O QUE SE PEDE.
[1] Veja se cada uma destas afirmações bate certo com o texto sobre o Sínodo: (a) o Sínodo decorre no Vaticano até 27 de Outubro; (b) as vestes descritas são azuis; (c) entre os temas do debate estão as alterações climatéricas. Responda sim ou não a cada uma e cite as palavras do texto que o decidem.
[2] Prossiga o texto sobre o Sínodo a partir da última frase que ele mostra.
─── TEXTO FORNECIDO ───
É
uma luva na mão dos dias aquilo que hoje me trouxe ao teclado ‘bloger’. Pelas
razões que abaixo direi.
O
Sínodo, ora em curso no Vaticano até 27 de Outubro, tem preenchido páginas, ‘écrans’,
redes e capilares sem conta da informação global. E bem as merece o epicentro
do magno acontecimento. Desde os bastidores até à ribalta do palco, é tudo um
deslumbramento feérico, quase esotérico, extraterrestre, celestial: as vestes
brilhantes, de um verde moço matinal nos ombros de septua-octogenários, as
delicadas rendas agarradas ao escarlate das mangas, as mitras flamejantes, a
plenitude salomónica dos coros que se misturam à mística do incenso oriental…
Assim se abre e assim se há-de fechar um debate que, entre outros temas, tem a
ver com as alterações climatéricas, o aquecimento global e os atentados
ambientais, mais intensamente, os crimes do governo Bolsonaro na grande
Amazónia.
─── EXTRATO DOS REGISTOS ───
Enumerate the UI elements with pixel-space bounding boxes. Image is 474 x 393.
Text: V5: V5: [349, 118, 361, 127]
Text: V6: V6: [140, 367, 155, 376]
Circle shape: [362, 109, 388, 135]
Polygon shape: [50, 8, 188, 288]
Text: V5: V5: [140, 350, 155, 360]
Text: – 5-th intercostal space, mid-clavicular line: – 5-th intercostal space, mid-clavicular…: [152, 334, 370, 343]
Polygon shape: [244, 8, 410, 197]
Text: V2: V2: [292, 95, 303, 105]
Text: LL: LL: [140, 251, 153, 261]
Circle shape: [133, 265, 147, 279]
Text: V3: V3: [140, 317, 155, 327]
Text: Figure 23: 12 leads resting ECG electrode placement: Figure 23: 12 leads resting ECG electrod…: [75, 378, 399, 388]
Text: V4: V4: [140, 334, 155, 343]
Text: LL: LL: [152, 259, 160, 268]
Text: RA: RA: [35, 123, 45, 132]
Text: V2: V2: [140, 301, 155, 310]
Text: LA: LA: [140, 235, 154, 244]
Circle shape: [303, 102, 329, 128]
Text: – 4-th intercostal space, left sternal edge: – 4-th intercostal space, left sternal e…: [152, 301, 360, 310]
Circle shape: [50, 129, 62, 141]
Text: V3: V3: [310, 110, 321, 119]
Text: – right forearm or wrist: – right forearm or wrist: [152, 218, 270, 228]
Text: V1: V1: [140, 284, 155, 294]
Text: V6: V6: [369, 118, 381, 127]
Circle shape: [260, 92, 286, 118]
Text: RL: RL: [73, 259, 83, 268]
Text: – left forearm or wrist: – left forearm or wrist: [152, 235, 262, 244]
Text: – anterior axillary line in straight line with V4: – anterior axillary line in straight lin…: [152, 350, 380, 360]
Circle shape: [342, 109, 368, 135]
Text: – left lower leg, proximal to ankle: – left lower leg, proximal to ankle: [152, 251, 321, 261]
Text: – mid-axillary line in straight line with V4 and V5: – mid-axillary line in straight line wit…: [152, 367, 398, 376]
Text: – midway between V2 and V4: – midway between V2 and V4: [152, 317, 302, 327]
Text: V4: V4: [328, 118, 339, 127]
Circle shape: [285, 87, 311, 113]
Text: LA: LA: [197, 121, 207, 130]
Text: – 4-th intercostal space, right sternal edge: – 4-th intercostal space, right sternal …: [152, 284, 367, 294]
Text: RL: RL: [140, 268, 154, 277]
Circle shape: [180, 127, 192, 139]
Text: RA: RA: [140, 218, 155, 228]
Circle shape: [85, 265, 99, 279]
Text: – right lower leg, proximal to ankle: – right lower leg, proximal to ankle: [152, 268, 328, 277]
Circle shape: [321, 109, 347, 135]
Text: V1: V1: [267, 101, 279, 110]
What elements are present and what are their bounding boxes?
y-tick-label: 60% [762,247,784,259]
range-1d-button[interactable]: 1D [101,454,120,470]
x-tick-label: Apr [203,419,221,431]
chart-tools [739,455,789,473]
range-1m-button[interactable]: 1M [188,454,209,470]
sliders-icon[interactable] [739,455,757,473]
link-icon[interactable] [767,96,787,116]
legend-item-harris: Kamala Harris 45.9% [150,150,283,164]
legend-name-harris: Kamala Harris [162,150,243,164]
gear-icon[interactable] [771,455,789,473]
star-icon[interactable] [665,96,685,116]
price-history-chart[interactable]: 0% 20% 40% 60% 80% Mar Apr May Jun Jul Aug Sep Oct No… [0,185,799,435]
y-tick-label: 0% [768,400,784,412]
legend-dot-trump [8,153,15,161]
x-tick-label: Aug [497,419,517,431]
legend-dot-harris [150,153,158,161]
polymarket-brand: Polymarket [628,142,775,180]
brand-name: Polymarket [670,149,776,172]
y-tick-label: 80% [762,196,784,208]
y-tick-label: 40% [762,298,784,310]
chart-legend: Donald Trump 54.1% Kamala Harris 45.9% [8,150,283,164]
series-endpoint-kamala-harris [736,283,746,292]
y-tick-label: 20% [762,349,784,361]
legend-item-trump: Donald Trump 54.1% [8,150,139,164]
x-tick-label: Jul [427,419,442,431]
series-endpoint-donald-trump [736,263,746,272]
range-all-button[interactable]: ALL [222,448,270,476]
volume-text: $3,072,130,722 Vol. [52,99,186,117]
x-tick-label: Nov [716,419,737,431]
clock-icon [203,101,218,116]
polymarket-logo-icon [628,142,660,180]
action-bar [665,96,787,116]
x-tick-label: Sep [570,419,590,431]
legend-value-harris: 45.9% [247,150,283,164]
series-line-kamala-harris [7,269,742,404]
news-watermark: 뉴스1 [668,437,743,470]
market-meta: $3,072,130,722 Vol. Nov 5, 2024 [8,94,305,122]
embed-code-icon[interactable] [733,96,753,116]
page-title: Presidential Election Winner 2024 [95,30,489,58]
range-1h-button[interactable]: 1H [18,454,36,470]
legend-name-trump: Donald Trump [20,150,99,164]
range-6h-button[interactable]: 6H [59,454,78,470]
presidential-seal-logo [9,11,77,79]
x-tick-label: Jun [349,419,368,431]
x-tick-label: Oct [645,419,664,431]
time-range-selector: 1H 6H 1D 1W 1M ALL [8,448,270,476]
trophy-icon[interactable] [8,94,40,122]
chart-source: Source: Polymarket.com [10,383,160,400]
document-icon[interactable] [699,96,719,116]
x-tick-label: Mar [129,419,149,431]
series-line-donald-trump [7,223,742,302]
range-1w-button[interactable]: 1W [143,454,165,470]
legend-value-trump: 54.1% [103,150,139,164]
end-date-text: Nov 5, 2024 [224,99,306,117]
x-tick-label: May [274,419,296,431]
───
RESPOSTAS ESPERADAS.
[1]
(a) Sim: «ora em curso no Vaticano até 27 de Outubro».
(b) Não: «as vestes brilhantes, de um verde moço matinal».
(c) Sim: «tem a ver com as alterações climatéricas».

[2]
Grandioso,
belíssimo, laudabilíssimo o projecto pontifício que reúne a fina flor dos
príncipes da Igreja, com destaque ascensional para bispos, arcebispos e
cardeais. Da parte de Francisco Papa não duvido do seu empenho – repetidamente
investido em incontáveis lições públicas -
sempre solícito em levar ao mundo a urgência inadiável do seu brado
apocalíptico, consignado na encíclica Laudato
Si: o respeito pela nossa “Casa Comum”, o Planeta.
No
entanto, ouso colar-me à dúvida - se das centenas de antístites e purpurados ali
reunidos em assembleia poderá surgir a nova seiva que irrigará e purificará a
terra e o ambiente que habitamos. Para amar a Terra – “ Irmãos, Amai a Terra”. já
proclamava Nietzsche – é preciso
mergulhar dentro dela, “trazer o cheiro das ovelhas”, como disse Francisco,
lutar frontalmente, ao lado daqueles que as defendem dos lobos devoradores. Não
me parece que o cheiro das ovelhas e a transpiração do húmus criador se acomodem à sumptuosidade das faustosas
basílicas. Do mesmo modo, as reformas emanadas dos vértices altaneiros levam décadas
e séculos a descer até ao chão onde assentam as bases das pirâmides. Outras
vezes, nunca chegam. Não me sai da retina aquela cena (sempre religiosamente
aceite) de ver uma grada e bem identificada sotaina vermelha na tomada de posse
de Bolsonaro. A diplomacia palaciana não se dá bem ( e nunca deveria dar-se) com
a verticalidade pura da Verdade!
Onde
quero chegar com esta minha reflexão?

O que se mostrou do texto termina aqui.